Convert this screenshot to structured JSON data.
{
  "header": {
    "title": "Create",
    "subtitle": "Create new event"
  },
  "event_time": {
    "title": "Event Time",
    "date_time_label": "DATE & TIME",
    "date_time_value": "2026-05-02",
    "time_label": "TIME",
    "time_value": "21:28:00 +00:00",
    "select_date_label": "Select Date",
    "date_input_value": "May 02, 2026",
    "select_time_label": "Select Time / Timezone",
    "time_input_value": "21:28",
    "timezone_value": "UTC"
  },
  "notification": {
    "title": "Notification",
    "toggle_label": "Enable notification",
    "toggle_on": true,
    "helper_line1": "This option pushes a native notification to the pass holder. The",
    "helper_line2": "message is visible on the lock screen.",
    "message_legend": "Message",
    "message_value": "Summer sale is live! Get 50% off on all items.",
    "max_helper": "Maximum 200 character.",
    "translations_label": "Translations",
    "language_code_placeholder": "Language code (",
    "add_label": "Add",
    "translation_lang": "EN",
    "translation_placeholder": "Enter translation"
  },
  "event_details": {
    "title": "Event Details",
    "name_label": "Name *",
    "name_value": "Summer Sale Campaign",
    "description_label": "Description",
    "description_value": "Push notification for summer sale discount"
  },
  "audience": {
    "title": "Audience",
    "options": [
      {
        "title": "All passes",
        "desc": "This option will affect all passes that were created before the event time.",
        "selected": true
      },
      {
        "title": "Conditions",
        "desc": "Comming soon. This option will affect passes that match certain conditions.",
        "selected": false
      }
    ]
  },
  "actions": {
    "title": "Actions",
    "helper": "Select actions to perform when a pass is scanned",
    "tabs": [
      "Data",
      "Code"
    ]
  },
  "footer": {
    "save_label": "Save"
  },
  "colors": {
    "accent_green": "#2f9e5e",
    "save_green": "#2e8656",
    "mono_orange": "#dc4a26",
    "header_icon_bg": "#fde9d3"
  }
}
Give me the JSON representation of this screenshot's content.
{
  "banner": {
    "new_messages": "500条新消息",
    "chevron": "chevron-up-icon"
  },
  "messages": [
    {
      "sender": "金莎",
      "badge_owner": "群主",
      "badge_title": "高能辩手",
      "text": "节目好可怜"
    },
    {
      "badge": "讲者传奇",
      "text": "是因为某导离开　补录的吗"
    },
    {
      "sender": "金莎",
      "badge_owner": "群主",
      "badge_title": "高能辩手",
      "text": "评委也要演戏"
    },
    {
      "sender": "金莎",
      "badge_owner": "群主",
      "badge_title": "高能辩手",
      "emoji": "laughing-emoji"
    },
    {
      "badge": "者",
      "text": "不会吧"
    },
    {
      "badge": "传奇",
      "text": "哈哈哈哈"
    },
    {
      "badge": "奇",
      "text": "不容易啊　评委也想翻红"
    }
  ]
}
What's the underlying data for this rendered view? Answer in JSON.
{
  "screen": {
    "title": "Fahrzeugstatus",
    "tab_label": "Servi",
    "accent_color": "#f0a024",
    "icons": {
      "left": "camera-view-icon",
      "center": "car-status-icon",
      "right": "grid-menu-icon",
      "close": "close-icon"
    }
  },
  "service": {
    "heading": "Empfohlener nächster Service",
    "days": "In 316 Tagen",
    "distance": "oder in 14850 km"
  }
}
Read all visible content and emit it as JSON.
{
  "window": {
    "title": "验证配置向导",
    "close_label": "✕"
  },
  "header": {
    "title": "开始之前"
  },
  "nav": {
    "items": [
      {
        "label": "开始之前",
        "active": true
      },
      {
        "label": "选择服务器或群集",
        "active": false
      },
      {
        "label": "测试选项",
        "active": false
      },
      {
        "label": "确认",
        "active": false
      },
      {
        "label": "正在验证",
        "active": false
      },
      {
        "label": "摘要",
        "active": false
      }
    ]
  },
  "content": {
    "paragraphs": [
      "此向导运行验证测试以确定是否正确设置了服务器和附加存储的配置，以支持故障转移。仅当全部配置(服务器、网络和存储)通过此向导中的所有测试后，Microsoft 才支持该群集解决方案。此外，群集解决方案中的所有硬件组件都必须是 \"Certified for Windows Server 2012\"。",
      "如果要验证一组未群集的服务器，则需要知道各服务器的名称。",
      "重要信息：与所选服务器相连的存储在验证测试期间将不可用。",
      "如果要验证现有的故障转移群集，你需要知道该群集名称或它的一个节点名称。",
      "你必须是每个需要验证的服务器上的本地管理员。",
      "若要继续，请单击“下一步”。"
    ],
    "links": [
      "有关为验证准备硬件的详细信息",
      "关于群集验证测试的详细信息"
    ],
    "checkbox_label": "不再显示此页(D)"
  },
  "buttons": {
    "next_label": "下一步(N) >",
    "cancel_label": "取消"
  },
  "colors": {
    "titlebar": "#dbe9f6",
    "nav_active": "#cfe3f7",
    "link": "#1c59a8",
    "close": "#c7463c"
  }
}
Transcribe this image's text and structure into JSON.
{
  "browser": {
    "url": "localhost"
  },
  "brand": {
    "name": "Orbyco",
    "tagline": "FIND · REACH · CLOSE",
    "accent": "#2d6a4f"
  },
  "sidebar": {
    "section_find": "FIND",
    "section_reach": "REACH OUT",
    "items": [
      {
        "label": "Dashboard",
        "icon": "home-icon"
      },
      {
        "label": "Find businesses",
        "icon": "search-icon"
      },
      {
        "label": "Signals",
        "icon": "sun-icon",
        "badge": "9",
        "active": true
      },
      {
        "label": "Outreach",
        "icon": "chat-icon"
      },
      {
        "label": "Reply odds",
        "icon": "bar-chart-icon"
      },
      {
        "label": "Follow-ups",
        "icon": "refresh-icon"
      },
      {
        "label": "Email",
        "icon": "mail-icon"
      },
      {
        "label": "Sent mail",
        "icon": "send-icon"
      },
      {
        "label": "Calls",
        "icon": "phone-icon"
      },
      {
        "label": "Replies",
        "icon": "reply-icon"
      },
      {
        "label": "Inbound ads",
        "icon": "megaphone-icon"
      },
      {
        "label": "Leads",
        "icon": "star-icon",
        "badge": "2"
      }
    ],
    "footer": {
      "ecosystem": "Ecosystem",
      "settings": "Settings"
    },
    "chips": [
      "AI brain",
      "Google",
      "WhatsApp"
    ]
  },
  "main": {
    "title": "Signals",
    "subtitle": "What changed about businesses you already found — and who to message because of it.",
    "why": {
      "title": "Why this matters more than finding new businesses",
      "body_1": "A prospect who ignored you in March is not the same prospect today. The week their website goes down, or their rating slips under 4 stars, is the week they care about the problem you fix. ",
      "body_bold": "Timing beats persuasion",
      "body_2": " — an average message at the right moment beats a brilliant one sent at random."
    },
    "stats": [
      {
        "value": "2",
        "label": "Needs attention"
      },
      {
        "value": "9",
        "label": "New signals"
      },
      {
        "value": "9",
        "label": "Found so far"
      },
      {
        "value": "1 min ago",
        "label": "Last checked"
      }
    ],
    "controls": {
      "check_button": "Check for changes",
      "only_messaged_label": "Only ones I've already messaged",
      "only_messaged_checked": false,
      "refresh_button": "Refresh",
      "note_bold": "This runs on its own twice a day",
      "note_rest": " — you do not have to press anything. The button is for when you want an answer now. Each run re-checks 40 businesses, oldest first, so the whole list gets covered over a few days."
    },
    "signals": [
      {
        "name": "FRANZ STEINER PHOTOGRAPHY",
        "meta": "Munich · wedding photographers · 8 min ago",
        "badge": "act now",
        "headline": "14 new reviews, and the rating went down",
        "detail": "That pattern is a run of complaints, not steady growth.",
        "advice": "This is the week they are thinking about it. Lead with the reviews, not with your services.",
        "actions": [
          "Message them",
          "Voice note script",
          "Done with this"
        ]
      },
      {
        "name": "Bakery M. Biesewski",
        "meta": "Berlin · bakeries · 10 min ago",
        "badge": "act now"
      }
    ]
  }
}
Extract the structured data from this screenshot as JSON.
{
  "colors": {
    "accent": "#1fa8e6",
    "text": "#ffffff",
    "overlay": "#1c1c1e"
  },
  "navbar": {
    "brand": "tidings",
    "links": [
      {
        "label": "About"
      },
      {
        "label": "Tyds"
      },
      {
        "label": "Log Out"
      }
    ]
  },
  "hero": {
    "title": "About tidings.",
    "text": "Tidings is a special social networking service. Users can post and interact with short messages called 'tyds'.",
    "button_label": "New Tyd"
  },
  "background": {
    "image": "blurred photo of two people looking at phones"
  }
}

PROBLEM STATEMENT:
From the data above, count the lines where "rating" occurs and give that figure and nothing else.

ANSWER FOR THIS EXERCISE:
2